*TASK TO CARRY OUT*: Starting with the line that contains "Parse this chart and return its data as JSON.", reproduce each line through the end of the entries exactly as written.
[SOURCE DATA start]
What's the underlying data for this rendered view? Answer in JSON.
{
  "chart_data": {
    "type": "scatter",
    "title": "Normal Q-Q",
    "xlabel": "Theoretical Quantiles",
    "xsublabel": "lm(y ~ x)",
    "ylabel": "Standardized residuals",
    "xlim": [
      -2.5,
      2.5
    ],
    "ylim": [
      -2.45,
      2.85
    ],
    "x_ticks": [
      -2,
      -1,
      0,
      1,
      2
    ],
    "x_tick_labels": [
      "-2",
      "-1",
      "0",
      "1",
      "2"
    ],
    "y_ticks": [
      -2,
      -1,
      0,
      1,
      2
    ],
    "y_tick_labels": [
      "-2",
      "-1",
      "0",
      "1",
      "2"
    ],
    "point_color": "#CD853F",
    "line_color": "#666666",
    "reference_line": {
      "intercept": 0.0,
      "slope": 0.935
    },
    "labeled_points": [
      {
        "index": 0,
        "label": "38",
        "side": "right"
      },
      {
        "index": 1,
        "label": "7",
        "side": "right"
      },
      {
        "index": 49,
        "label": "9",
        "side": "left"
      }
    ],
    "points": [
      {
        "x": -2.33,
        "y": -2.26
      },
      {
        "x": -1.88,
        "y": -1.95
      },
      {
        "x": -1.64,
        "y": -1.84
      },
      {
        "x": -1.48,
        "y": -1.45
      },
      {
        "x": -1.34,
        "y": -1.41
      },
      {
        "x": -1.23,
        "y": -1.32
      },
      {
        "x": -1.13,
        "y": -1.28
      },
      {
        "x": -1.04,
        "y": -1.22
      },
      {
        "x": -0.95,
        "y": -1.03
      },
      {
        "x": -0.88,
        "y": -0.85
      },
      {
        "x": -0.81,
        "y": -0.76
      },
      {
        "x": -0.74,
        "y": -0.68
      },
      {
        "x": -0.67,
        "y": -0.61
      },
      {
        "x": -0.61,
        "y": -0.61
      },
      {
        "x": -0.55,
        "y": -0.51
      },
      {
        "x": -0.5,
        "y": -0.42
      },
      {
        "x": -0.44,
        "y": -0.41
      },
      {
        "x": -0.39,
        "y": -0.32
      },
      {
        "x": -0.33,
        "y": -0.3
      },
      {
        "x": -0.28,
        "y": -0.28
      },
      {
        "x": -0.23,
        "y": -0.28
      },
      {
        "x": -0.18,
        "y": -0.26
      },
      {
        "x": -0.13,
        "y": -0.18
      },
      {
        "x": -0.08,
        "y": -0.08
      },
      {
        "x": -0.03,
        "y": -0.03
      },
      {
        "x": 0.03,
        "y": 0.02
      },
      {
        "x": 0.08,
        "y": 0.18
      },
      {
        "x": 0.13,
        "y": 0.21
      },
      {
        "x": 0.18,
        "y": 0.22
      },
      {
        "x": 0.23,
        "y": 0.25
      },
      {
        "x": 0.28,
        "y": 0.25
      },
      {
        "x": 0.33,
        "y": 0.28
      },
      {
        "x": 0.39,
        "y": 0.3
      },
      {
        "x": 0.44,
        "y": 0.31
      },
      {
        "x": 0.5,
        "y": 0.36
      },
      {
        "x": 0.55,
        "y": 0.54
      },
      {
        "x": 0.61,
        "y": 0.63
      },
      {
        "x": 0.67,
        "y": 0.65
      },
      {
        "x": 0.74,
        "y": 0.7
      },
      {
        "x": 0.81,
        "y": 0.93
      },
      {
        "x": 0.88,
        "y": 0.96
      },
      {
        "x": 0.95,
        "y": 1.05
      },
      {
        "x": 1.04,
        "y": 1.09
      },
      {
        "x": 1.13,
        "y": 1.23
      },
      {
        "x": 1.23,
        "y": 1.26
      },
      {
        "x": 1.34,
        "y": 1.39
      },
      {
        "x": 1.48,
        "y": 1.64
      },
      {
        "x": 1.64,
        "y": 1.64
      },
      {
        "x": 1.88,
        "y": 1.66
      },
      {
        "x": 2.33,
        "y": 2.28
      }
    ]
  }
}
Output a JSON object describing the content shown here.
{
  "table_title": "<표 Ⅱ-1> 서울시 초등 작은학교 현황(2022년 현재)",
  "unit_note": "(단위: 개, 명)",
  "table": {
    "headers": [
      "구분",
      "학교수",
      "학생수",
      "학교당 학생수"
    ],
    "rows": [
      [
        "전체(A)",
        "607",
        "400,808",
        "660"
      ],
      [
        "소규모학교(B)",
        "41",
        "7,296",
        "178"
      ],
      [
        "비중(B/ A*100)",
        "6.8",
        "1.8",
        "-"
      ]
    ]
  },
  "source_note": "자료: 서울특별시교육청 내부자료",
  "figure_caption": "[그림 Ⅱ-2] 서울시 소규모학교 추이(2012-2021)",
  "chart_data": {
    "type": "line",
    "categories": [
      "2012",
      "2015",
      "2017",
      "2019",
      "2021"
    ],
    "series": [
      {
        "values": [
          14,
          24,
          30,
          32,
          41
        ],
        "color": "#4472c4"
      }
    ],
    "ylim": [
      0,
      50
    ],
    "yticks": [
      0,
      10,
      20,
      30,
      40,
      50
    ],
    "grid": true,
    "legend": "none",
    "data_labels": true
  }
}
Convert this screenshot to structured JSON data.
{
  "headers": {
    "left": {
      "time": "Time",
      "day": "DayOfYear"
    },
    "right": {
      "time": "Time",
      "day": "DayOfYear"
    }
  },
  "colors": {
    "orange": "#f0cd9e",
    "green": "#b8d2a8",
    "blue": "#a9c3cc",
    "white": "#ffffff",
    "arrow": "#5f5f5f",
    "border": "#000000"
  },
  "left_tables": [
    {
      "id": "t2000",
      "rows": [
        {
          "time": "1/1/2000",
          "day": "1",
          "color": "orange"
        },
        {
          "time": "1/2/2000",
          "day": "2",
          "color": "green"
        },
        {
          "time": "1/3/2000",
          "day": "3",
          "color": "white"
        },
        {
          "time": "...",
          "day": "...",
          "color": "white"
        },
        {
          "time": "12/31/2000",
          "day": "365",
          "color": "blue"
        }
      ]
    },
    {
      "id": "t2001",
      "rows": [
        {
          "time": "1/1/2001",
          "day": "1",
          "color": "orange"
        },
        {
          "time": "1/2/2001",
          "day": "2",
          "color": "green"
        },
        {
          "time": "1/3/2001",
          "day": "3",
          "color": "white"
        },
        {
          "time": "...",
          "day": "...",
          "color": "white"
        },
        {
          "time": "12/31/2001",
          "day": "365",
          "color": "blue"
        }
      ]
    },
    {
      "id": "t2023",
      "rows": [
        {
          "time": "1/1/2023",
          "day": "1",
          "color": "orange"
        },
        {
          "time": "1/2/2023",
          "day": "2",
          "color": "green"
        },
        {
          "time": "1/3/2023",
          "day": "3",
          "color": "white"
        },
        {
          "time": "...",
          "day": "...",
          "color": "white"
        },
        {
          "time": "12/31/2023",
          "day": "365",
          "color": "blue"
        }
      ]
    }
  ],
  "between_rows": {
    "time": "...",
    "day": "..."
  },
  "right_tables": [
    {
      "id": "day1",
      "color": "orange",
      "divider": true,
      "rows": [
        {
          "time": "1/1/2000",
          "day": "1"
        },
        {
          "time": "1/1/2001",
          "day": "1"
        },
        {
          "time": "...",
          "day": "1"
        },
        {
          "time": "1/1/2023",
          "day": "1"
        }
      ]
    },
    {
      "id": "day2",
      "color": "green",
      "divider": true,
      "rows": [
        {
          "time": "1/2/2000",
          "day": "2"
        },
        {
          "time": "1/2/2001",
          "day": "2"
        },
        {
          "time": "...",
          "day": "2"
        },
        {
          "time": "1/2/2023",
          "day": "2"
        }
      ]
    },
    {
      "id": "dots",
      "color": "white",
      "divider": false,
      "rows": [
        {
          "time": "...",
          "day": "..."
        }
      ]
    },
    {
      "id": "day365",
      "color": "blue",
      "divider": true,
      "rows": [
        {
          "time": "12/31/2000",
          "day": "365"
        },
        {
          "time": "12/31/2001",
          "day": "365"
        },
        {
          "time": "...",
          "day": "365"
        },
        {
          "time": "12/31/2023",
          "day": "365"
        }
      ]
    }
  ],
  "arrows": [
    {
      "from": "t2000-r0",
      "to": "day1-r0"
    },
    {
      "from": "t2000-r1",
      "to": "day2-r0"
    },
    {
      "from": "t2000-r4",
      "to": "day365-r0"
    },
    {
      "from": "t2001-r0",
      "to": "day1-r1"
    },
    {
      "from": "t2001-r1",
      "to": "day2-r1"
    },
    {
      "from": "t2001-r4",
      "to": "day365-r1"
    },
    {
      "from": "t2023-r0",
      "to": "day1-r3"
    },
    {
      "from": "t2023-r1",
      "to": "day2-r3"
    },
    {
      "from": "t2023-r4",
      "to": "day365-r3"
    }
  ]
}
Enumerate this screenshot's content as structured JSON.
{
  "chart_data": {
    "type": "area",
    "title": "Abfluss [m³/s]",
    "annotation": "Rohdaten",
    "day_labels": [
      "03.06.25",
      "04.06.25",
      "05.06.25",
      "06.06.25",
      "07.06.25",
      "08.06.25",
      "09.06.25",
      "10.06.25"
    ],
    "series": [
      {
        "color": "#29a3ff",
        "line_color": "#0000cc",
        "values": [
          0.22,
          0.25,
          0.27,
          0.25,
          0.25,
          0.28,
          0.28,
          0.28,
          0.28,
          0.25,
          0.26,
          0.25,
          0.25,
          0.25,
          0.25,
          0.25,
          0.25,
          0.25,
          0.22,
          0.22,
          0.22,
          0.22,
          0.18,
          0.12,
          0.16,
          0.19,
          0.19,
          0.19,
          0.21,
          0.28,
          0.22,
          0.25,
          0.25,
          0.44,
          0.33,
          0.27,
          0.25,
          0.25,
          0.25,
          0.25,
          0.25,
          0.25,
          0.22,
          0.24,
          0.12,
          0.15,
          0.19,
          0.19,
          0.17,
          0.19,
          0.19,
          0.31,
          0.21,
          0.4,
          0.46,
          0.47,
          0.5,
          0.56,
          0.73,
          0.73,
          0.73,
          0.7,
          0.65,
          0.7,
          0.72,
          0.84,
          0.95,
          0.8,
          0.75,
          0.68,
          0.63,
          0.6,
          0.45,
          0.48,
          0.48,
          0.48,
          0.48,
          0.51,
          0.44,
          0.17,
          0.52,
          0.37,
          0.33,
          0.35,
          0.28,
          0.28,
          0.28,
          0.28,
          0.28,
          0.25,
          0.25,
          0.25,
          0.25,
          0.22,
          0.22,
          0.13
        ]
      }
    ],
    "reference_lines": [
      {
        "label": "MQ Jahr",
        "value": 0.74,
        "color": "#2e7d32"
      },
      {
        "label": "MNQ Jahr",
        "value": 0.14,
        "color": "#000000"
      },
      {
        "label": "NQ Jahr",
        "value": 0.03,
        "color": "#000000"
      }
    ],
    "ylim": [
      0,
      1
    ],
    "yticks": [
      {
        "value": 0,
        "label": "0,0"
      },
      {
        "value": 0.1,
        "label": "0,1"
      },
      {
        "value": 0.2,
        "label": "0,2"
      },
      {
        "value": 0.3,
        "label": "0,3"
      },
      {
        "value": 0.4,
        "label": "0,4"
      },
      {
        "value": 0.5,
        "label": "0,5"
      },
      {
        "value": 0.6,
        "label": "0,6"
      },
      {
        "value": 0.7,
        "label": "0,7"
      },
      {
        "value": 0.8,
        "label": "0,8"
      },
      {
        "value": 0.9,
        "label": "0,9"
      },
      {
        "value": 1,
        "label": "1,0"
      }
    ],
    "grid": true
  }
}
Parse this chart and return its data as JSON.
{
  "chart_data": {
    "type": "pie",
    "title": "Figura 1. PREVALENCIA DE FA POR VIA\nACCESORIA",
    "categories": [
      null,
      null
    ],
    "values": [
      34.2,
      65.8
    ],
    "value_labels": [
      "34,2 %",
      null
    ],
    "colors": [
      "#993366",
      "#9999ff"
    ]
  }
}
[SOURCE DATA end]
*WRITTEN SOLUTION*:
Parse this chart and return its data as JSON.
{
  "chart_data": {
    "type": "pie",
    "title": "Figura 1. PREVALENCIA DE FA POR VIA\nACCESORIA",
    "categories": [
      null,
      null
    ],
    "values": [
      34.2,
      65.8
    ],
    "value_labels": [
      "34,2 %",
      null
    ],
    "colors": [
      "#993366",
      "#9999ff"
    ]
  }
}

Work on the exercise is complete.